Prompt: State only how many lines below include the string "nhánh".
[START OF Data records]
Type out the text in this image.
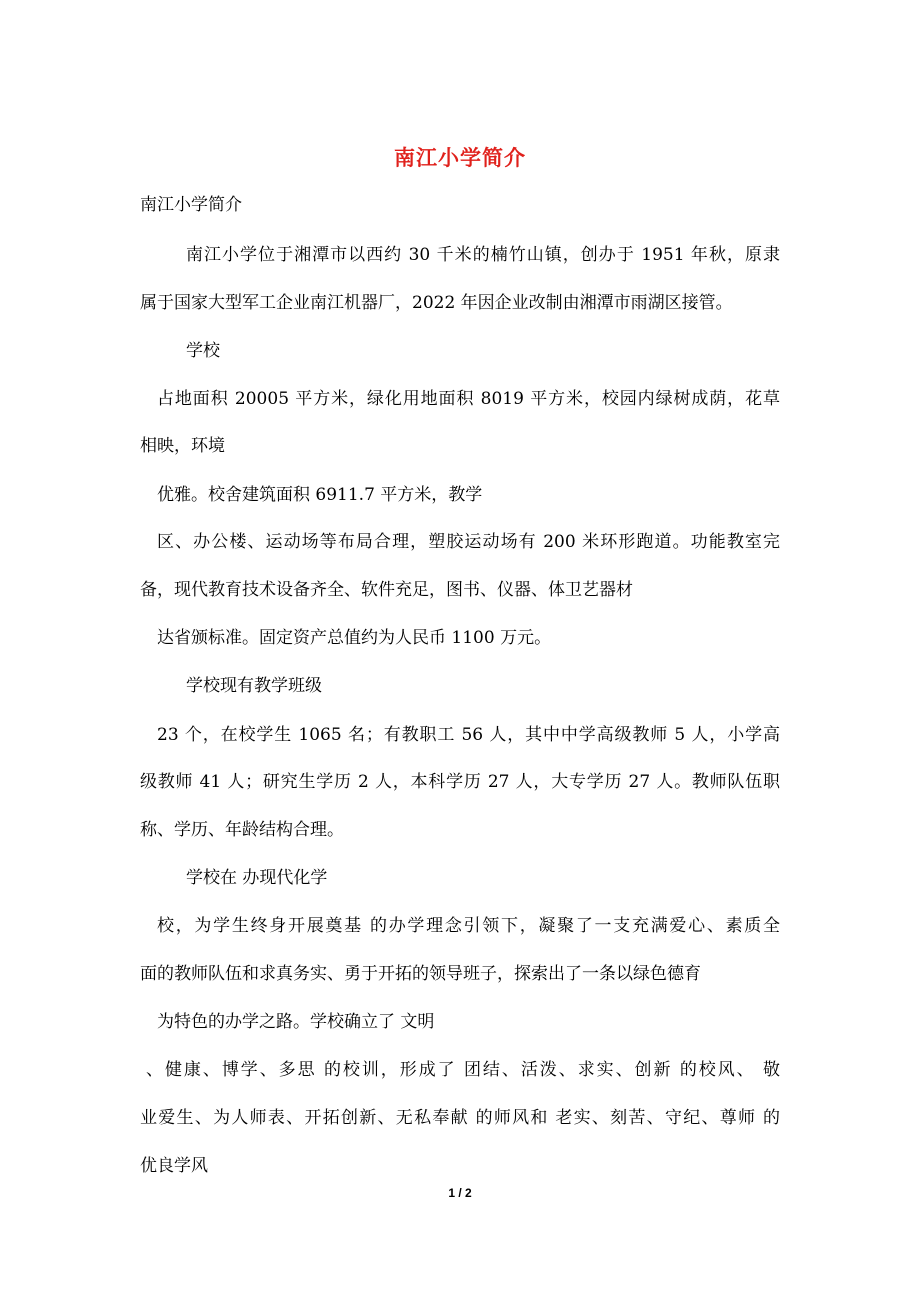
南江小学简介
南江小学简介
南江小学位于湘潭市以西约 30 千米的楠竹山镇，创办于 1951 年秋，原隶
属于国家大型军工企业南江机器厂，2022 年因企业改制由湘潭市雨湖区接管。
学校
占地面积 20005 平方米，绿化用地面积 8019 平方米，校园内绿树成荫，花草
相映，环境
优雅。校舍建筑面积 6911.7 平方米，教学
区、办公楼、运动场等布局合理，塑胶运动场有 200 米环形跑道。功能教室完
备，现代教育技术设备齐全、软件充足，图书、仪器、体卫艺器材
达省颁标准。固定资产总值约为人民币 1100 万元。
学校现有教学班级
23 个，在校学生 1065 名；有教职工 56 人，其中中学高级教师 5 人，小学高
级教师 41 人；研究生学历 2 人，本科学历 27 人，大专学历 27 人。教师队伍职
称、学历、年龄结构合理。
学校在 办现代化学
校，为学生终身开展奠基 的办学理念引领下，凝聚了一支充满爱心、素质全
面的教师队伍和求真务实、勇于开拓的领导班子，探索出了一条以绿色德育
为特色的办学之路。学校确立了 文明
、健康、博学、多思 的校训，形成了 团结、活泼、求实、创新 的校风、 敬
业爱生、为人师表、开拓创新、无私奉献 的师风和 老实、刻苦、守纪、尊师 的
优良学风
1 / 2
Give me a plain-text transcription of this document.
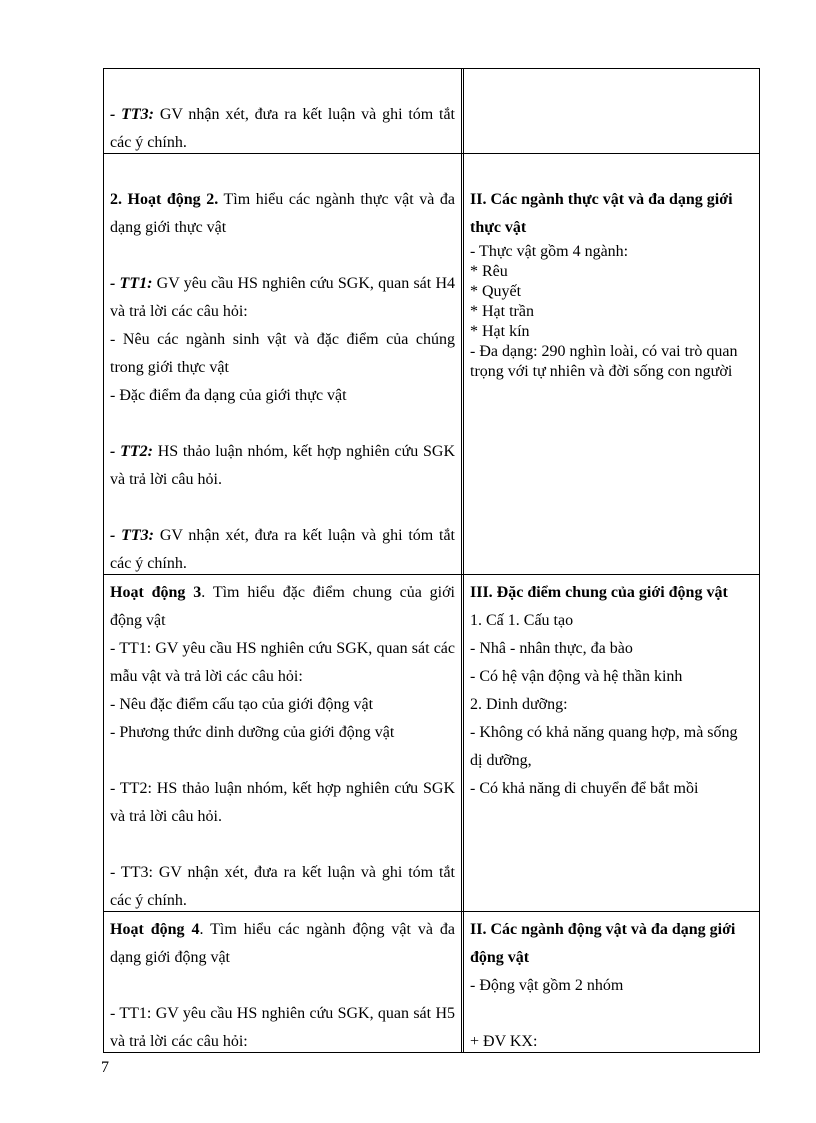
- TT3: GV nhận xét, đưa ra kết luận và ghi tóm tắt các ý chính.

2. Hoạt động 2. Tìm hiểu các ngành thực vật và đa dạng giới thực vật

- TT1: GV yêu cầu HS nghiên cứu SGK, quan sát H4 và trả lời các câu hỏi:

- Nêu các ngành sinh vật và đặc điểm của chúng trong giới thực vật

- Đặc điểm đa dạng của giới thực vật

- TT2: HS thảo luận nhóm, kết hợp nghiên cứu SGK và trả lời câu hỏi.

- TT3: GV nhận xét, đưa ra kết luận và ghi tóm tắt các ý chính.

II. Các ngành thực vật và đa dạng giới thực vật

- Thực vật gồm 4 ngành:

* Rêu

* Quyết

* Hạt trần

* Hạt kín

- Đa dạng: 290 nghìn loài, có vai trò quan trọng với tự nhiên và đời sống con người

Hoạt động 3. Tìm hiểu đặc điểm chung của giới động vật

- TT1: GV yêu cầu HS nghiên cứu SGK, quan sát các mẫu vật và trả lời các câu hỏi:

- Nêu đặc điểm cấu tạo của giới động vật

- Phương thức dinh dưỡng của giới động vật

- TT2: HS thảo luận nhóm, kết hợp nghiên cứu SGK và trả lời câu hỏi.

- TT3: GV nhận xét, đưa ra kết luận và ghi tóm tắt các ý chính.

III. Đặc điểm chung của giới động vật

1. Cấ 1. Cấu tạo

- Nhâ - nhân thực, đa bào

- Có hệ vận động và hệ thần kinh

2. Dinh dưỡng:

- Không có khả năng quang hợp, mà sống dị dưỡng,

- Có khả năng di chuyển để bắt mồi

Hoạt động 4. Tìm hiểu các ngành động vật và đa dạng giới động vật

- TT1: GV yêu cầu HS nghiên cứu SGK, quan sát H5 và trả lời các câu hỏi:

II. Các ngành động vật và đa dạng giới động vật

- Động vật gồm 2 nhóm

+ ĐV KX:

7
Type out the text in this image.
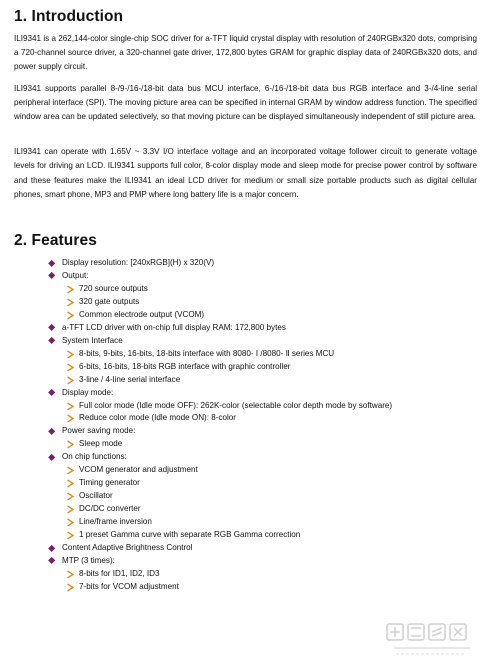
1. Introduction

ILI9341 is a 262,144-color single-chip SOC driver for a-TFT liquid crystal display with resolution of 240RGBx320 dots, comprising a 720-channel source driver, a 320-channel gate driver, 172,800 bytes GRAM for graphic display data of 240RGBx320 dots, and power supply circuit.

ILI9341 supports parallel 8-/9-/16-/18-bit data bus MCU interface, 6-/16-/18-bit data bus RGB interface and 3-/4-line serial peripheral interface (SPI). The moving picture area can be specified in internal GRAM by window address function. The specified window area can be updated selectively, so that moving picture can be displayed simultaneously independent of still picture area.

ILI9341 can operate with 1.65V ~ 3.3V I/O interface voltage and an incorporated voltage follower circuit to generate voltage levels for driving an LCD. ILI9341 supports full color, 8-color display mode and sleep mode for precise power control by software and these features make the ILI9341 an ideal LCD driver for medium or small size portable products such as digital cellular phones, smart phone, MP3 and PMP where long battery life is a major concern.

2. Features
Display resolution: [240xRGB](H) x 320(V)
Output:
720 source outputs
320 gate outputs
Common electrode output (VCOM)
a-TFT LCD driver with on-chip full display RAM: 172,800 bytes
System Interface
8-bits, 9-bits, 16-bits, 18-bits interface with 8080- Ⅰ /8080- Ⅱ series MCU
6-bits, 16-bits, 18-bits RGB interface with graphic controller
3-line / 4-line serial interface
Display mode:
Full color mode (Idle mode OFF): 262K-color (selectable color depth mode by software)
Reduce color mode (Idle mode ON): 8-color
Power saving mode:
Sleep mode
On chip functions:
VCOM generator and adjustment
Timing generator
Oscillator
DC/DC converter
Line/frame inversion
1 preset Gamma curve with separate RGB Gamma correction
Content Adaptive Brightness Control
MTP (3 times):
8-bits for ID1, ID2, ID3
7-bits for VCOM adjustment
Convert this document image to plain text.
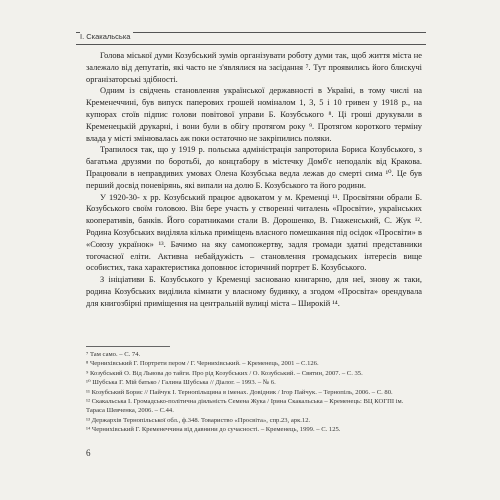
І. Скакальська

Голова міської думи Козубський зумів організувати роботу думи так, щоб життя міста не залежало від депутатів, які часто не з'являлися на засідання ⁷. Тут проявились його блискучі організаторські здібності.

Одним із свідчень становлення української державності в Україні, в тому числі на Кременеччині, був випуск паперових грошей номіналом 1, 3, 5 і 10 гривен у 1918 р., на купюрах стоїв підпис голови повітової управи Б. Козубського ⁸. Ці гроші друкували в Кременецькій друкарні, і вони були в обігу протягом року ⁹. Протягом короткого терміну влада у місті змінювалась аж поки остаточно не закріпились поляки.

Трапилося так, що у 1919 р. польська адміністрація запроторила Бориса Козубського, з багатьма друзями по боротьбі, до концтабору в містечку Домб'є неподалік від Кракова. Працювали в неправдивих умовах Олена Козубська ведла лежав до смерті сима ¹⁰. Це був перший досвід поневірянь, які випали на долю Б. Козубського та його родини.

У 1920-30- х рр. Козубський працює адвокатом у м. Кременці ¹¹. Просвітяни обрали Б. Козубського своїм головою. Він бере участь у створенні читалень «Просвіти», українських кооперативів, банків. Його соратниками стали В. Дорошенко, В. Гнаженський, С. Жук ¹². Родина Козубських виділяла кілька приміщень власного помешкання під осідок «Просвіти» в «Союзу українок» ¹³. Бачимо на яку самопожертву, задля громади здатні представники тогочасної еліти. Активна небайдужість – становлення громадських інтересів вище особистих, така характеристика доповнює історичний портрет Б. Козубського.

З ініціативи Б. Козубського у Кременці засновано книгарню, для неї, знову ж таки, родина Козубських виділила кімнати у власному будинку, а згодом «Просвіта» орендувала для книгозбірні приміщення на центральній вулиці міста – Широкій ¹⁴.

⁷ Там само. – С. 74.
⁸ Чернихівський Г. Портрети пером / Г. Чернихівський. – Кременець, 2001 – С.126.
⁹ Козубський О. Від Львова до тайги. Про рід Козубських / О. Козубський. – Святин, 2007. – С. 35.
¹⁰ Шубська Г. Мій батько / Галина Шубська // Діалог. – 1993. – № 6.
¹¹ Козубський Борис // Пайчук І. Тернопільщина в іменах. Довідник / Ігор Пайчук. – Тернопіль, 2006. – С. 80.
¹² Скакальська І. Громадсько-політична діяльність Семена Жука / Ірина Скакальська – Кременець: ВЦ КОГПІ ім. Тараса Шевченка, 2006. – С.44.
¹³ Держархів Тернопільської обл., ф.348. Товариство «Просвіта», спр.23, арк.12.
¹⁴ Чернихівський Г. Кременеччина від давнини до сучасності. – Кременець, 1999. – С. 125.
6
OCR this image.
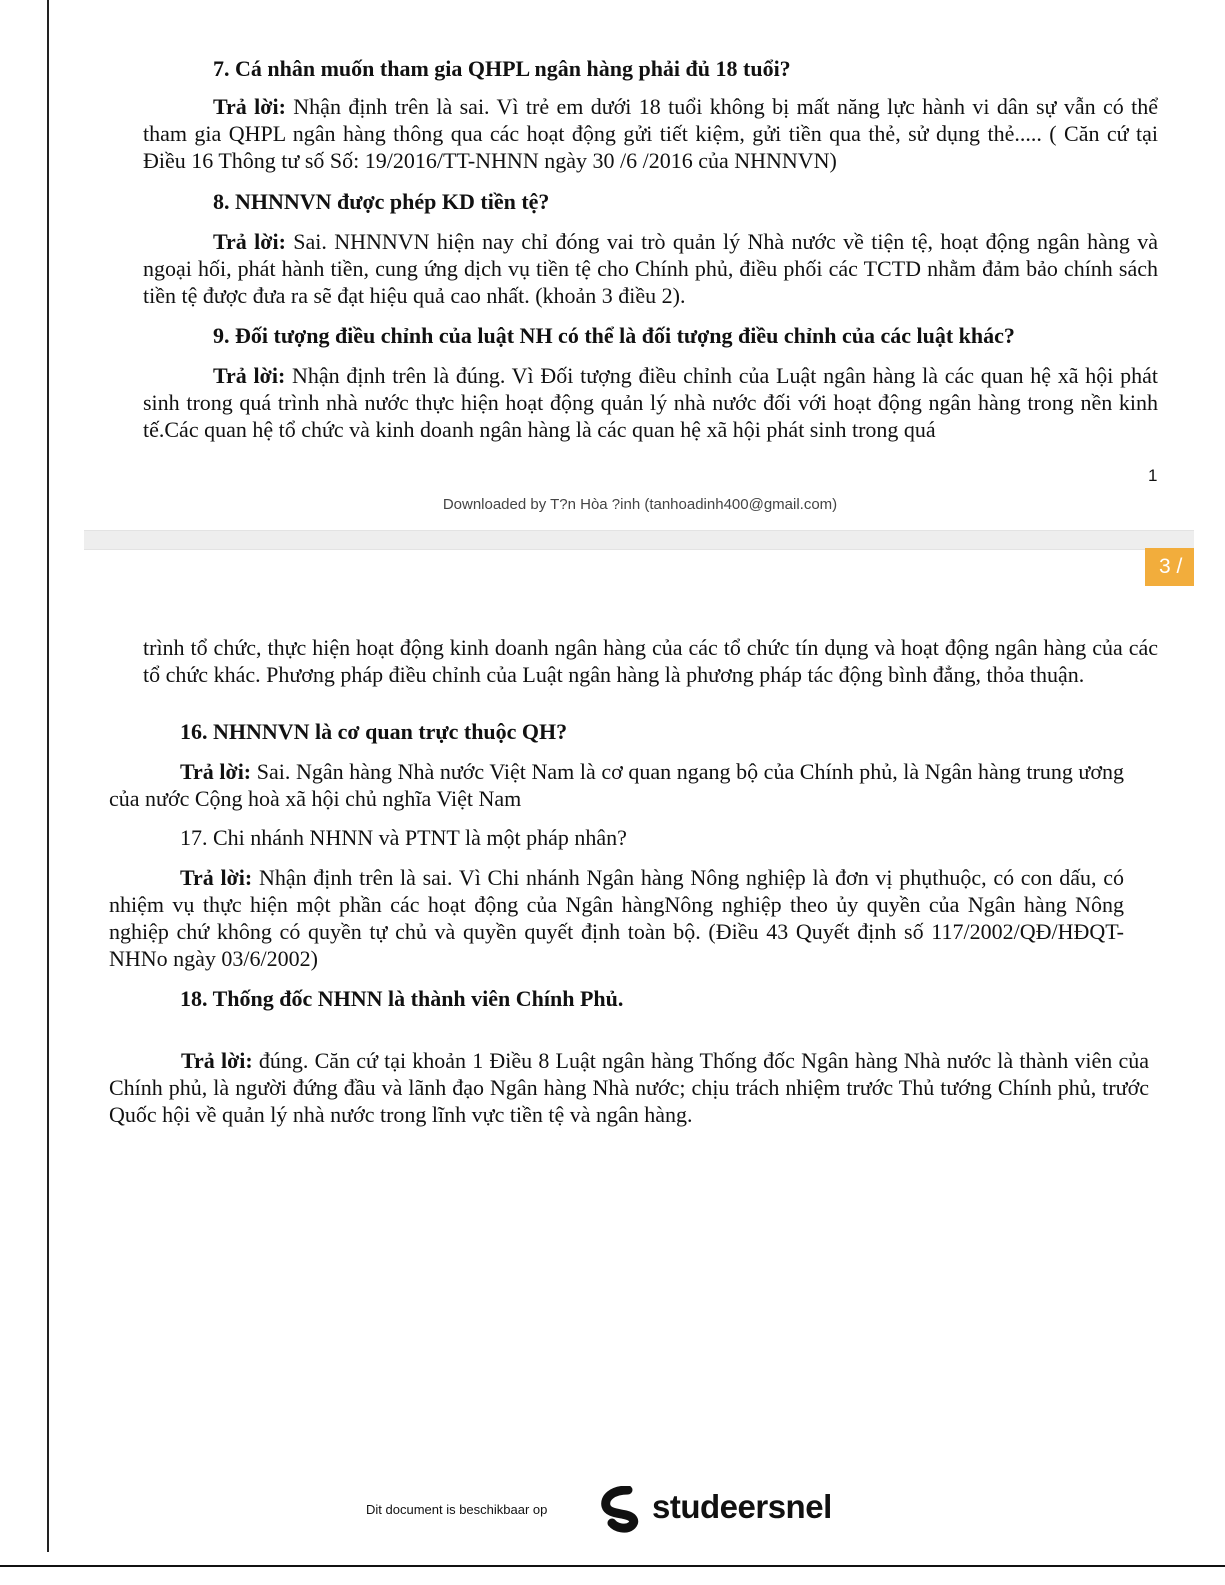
7. Cá nhân muốn tham gia QHPL ngân hàng phải đủ 18 tuổi?

Trả lời: Nhận định trên là sai. Vì trẻ em dưới 18 tuổi không bị mất năng lực hành vi dân sự vẫn có thể tham gia QHPL ngân hàng thông qua các hoạt động gửi tiết kiệm, gửi tiền qua thẻ, sử dụng thẻ..... ( Căn cứ tại Điều 16 Thông tư số Số: 19/2016/TT-NHNN ngày 30 /6 /2016 của NHNNVN)

8. NHNNVN được phép KD tiền tệ?

Trả lời: Sai. NHNNVN hiện nay chỉ đóng vai trò quản lý Nhà nước về tiện tệ, hoạt động ngân hàng và ngoại hối, phát hành tiền, cung ứng dịch vụ tiền tệ cho Chính phủ, điều phối các TCTD nhằm đảm bảo chính sách tiền tệ được đưa ra sẽ đạt hiệu quả cao nhất. (khoản 3 điều 2).

9. Đối tượng điều chỉnh của luật NH có thể là đối tượng điều chỉnh của các luật khác?

Trả lời: Nhận định trên là đúng. Vì Đối tượng điều chỉnh của Luật ngân hàng là các quan hệ xã hội phát sinh trong quá trình nhà nước thực hiện hoạt động quản lý nhà nước đối với hoạt động ngân hàng trong nền kinh tế.Các quan hệ tổ chức và kinh doanh ngân hàng là các quan hệ xã hội phát sinh trong quá

1
Downloaded by T?n Hòa ?inh (tanhoadinh400@gmail.com)
3 /

trình tổ chức, thực hiện hoạt động kinh doanh ngân hàng của các tổ chức tín dụng và hoạt động ngân hàng của các tổ chức khác. Phương pháp điều chỉnh của Luật ngân hàng là phương pháp tác động bình đẳng, thỏa thuận.

16. NHNNVN là cơ quan trực thuộc QH?

Trả lời: Sai. Ngân hàng Nhà nước Việt Nam là cơ quan ngang bộ của Chính phủ, là Ngân hàng trung ương của nước Cộng hoà xã hội chủ nghĩa Việt Nam

17. Chi nhánh NHNN và PTNT là một pháp nhân?

Trả lời: Nhận định trên là sai. Vì Chi nhánh Ngân hàng Nông nghiệp là đơn vị phụthuộc, có con dấu, có nhiệm vụ thực hiện một phần các hoạt động của Ngân hàngNông nghiệp theo ủy quyền của Ngân hàng Nông nghiệp chứ không có quyền tự chủ và quyền quyết định toàn bộ. (Điều 43 Quyết định số 117/2002/QĐ/HĐQT-NHNo ngày 03/6/2002)

18. Thống đốc NHNN là thành viên Chính Phủ.

Trả lời: đúng. Căn cứ tại khoản 1 Điều 8 Luật ngân hàng Thống đốc Ngân hàng Nhà nước là thành viên của Chính phủ, là người đứng đầu và lãnh đạo Ngân hàng Nhà nước; chịu trách nhiệm trước Thủ tướng Chính phủ, trước Quốc hội về quản lý nhà nước trong lĩnh vực tiền tệ và ngân hàng.

Dit document is beschikbaar op	studeersnel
[END OF Data records]
Response for this exercise: 2